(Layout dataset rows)
┌────────
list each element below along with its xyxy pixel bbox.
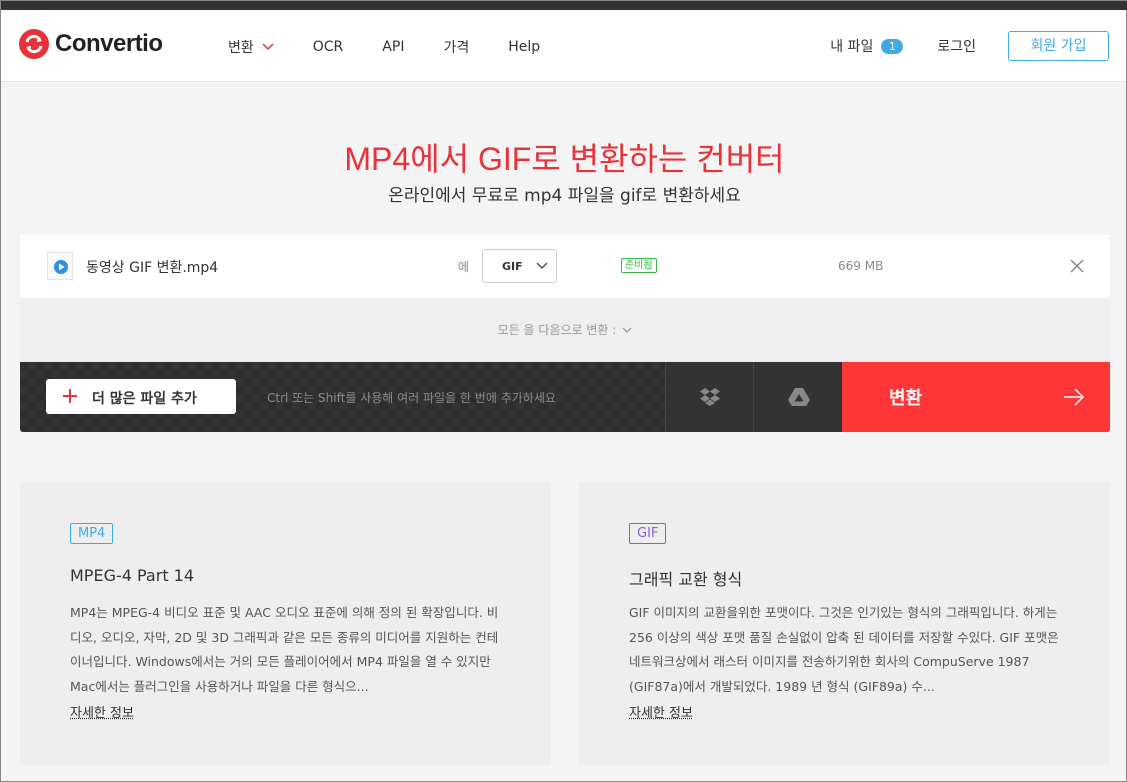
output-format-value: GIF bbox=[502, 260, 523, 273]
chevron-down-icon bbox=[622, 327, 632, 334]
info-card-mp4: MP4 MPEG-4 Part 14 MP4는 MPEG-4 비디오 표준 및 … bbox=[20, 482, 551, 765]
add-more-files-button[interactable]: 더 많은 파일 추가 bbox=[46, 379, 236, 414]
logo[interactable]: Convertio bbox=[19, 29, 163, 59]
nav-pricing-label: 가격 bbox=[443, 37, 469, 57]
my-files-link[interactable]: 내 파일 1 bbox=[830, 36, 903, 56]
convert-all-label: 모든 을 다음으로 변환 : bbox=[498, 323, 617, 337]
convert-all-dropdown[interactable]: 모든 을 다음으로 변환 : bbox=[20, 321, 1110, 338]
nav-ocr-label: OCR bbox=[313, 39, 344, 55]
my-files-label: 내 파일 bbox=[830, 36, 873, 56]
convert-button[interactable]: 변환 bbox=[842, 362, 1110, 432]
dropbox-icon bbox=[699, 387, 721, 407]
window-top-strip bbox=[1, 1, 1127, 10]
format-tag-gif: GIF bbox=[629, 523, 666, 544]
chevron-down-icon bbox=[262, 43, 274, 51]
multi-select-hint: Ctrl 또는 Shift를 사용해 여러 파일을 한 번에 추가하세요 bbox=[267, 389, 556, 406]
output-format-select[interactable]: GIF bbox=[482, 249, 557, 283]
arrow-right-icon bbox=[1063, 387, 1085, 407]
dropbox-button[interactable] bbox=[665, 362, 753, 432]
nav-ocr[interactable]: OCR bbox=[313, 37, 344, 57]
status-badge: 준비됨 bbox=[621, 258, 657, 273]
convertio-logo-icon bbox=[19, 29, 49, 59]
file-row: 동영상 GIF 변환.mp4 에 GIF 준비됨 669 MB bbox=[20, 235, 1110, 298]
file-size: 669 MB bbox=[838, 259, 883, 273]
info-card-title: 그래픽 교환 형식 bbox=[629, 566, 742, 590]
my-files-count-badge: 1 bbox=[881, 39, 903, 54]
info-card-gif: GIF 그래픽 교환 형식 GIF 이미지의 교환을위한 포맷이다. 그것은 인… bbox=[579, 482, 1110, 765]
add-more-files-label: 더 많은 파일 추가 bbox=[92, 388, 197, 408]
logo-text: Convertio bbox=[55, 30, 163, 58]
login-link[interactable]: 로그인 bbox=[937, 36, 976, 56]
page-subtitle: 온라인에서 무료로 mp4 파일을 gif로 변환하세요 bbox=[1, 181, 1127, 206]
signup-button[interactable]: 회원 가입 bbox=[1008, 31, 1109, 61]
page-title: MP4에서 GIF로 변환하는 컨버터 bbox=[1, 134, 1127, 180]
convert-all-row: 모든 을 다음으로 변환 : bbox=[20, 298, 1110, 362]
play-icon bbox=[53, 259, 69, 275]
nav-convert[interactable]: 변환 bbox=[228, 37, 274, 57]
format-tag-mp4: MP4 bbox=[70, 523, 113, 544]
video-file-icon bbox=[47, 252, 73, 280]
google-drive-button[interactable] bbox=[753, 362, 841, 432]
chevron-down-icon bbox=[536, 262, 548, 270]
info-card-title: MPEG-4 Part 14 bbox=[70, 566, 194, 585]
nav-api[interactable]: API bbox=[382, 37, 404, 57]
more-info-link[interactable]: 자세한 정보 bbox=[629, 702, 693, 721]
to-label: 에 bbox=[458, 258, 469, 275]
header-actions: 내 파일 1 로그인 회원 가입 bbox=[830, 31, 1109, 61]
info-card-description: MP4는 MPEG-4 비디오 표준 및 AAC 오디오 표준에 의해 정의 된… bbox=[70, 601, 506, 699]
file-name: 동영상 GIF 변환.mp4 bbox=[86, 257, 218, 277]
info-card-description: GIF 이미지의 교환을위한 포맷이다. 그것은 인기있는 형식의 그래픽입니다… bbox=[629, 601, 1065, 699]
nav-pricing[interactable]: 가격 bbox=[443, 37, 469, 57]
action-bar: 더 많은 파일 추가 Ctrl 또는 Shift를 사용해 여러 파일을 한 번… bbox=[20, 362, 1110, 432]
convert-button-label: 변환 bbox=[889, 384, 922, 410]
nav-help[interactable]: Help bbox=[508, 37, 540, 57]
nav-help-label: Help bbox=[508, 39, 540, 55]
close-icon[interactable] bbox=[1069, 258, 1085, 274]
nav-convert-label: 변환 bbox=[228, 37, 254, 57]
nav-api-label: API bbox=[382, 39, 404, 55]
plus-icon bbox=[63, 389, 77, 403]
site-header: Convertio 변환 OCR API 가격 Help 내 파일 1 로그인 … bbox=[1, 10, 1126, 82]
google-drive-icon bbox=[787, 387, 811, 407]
└────────
* _What the exercise asks_: Update the rows above by replacing every "chevron-down-icon" with "caret-down-icon" and keeping everything else the same. Leave the pictures out of your answer.

* _Response_:
list each element below along with its xyxy pixel bbox.
output-format-value: GIF bbox=[502, 260, 523, 273]
caret-down-icon bbox=[622, 327, 632, 334]
info-card-mp4: MP4 MPEG-4 Part 14 MP4는 MPEG-4 비디오 표준 및 … bbox=[20, 482, 551, 765]
add-more-files-button[interactable]: 더 많은 파일 추가 bbox=[46, 379, 236, 414]
logo[interactable]: Convertio bbox=[19, 29, 163, 59]
nav-pricing-label: 가격 bbox=[443, 37, 469, 57]
my-files-link[interactable]: 내 파일 1 bbox=[830, 36, 903, 56]
convert-all-label: 모든 을 다음으로 변환 : bbox=[498, 323, 617, 337]
convert-all-dropdown[interactable]: 모든 을 다음으로 변환 : bbox=[20, 321, 1110, 338]
nav-ocr-label: OCR bbox=[313, 39, 344, 55]
my-files-label: 내 파일 bbox=[830, 36, 873, 56]
convert-button[interactable]: 변환 bbox=[842, 362, 1110, 432]
dropbox-icon bbox=[699, 387, 721, 407]
window-top-strip bbox=[1, 1, 1127, 10]
format-tag-gif: GIF bbox=[629, 523, 666, 544]
caret-down-icon bbox=[262, 43, 274, 51]
multi-select-hint: Ctrl 또는 Shift를 사용해 여러 파일을 한 번에 추가하세요 bbox=[267, 389, 556, 406]
output-format-select[interactable]: GIF bbox=[482, 249, 557, 283]
arrow-right-icon bbox=[1063, 387, 1085, 407]
dropbox-button[interactable] bbox=[665, 362, 753, 432]
nav-ocr[interactable]: OCR bbox=[313, 37, 344, 57]
status-badge: 준비됨 bbox=[621, 258, 657, 273]
convertio-logo-icon bbox=[19, 29, 49, 59]
file-row: 동영상 GIF 변환.mp4 에 GIF 준비됨 669 MB bbox=[20, 235, 1110, 298]
file-size: 669 MB bbox=[838, 259, 883, 273]
info-card-title: 그래픽 교환 형식 bbox=[629, 566, 742, 590]
my-files-count-badge: 1 bbox=[881, 39, 903, 54]
info-card-gif: GIF 그래픽 교환 형식 GIF 이미지의 교환을위한 포맷이다. 그것은 인… bbox=[579, 482, 1110, 765]
add-more-files-label: 더 많은 파일 추가 bbox=[92, 388, 197, 408]
logo-text: Convertio bbox=[55, 30, 163, 58]
login-link[interactable]: 로그인 bbox=[937, 36, 976, 56]
page-subtitle: 온라인에서 무료로 mp4 파일을 gif로 변환하세요 bbox=[1, 181, 1127, 206]
signup-button[interactable]: 회원 가입 bbox=[1008, 31, 1109, 61]
page-title: MP4에서 GIF로 변환하는 컨버터 bbox=[1, 134, 1127, 180]
convert-all-row: 모든 을 다음으로 변환 : bbox=[20, 298, 1110, 362]
play-icon bbox=[53, 259, 69, 275]
nav-convert[interactable]: 변환 bbox=[228, 37, 274, 57]
format-tag-mp4: MP4 bbox=[70, 523, 113, 544]
video-file-icon bbox=[47, 252, 73, 280]
google-drive-button[interactable] bbox=[753, 362, 841, 432]
caret-down-icon bbox=[536, 262, 548, 270]
info-card-title: MPEG-4 Part 14 bbox=[70, 566, 194, 585]
nav-api[interactable]: API bbox=[382, 37, 404, 57]
more-info-link[interactable]: 자세한 정보 bbox=[629, 702, 693, 721]
to-label: 에 bbox=[458, 258, 469, 275]
header-actions: 내 파일 1 로그인 회원 가입 bbox=[830, 31, 1109, 61]
info-card-description: MP4는 MPEG-4 비디오 표준 및 AAC 오디오 표준에 의해 정의 된… bbox=[70, 601, 506, 699]
file-name: 동영상 GIF 변환.mp4 bbox=[86, 257, 218, 277]
info-card-description: GIF 이미지의 교환을위한 포맷이다. 그것은 인기있는 형식의 그래픽입니다… bbox=[629, 601, 1065, 699]
nav-pricing[interactable]: 가격 bbox=[443, 37, 469, 57]
action-bar: 더 많은 파일 추가 Ctrl 또는 Shift를 사용해 여러 파일을 한 번… bbox=[20, 362, 1110, 432]
convert-button-label: 변환 bbox=[889, 384, 922, 410]
nav-help[interactable]: Help bbox=[508, 37, 540, 57]
nav-help-label: Help bbox=[508, 39, 540, 55]
close-icon[interactable] bbox=[1069, 258, 1085, 274]
nav-convert-label: 변환 bbox=[228, 37, 254, 57]
nav-api-label: API bbox=[382, 39, 404, 55]
plus-icon bbox=[63, 389, 77, 403]
site-header: Convertio 변환 OCR API 가격 Help 내 파일 1 로그인 … bbox=[1, 10, 1126, 82]
google-drive-icon bbox=[787, 387, 811, 407]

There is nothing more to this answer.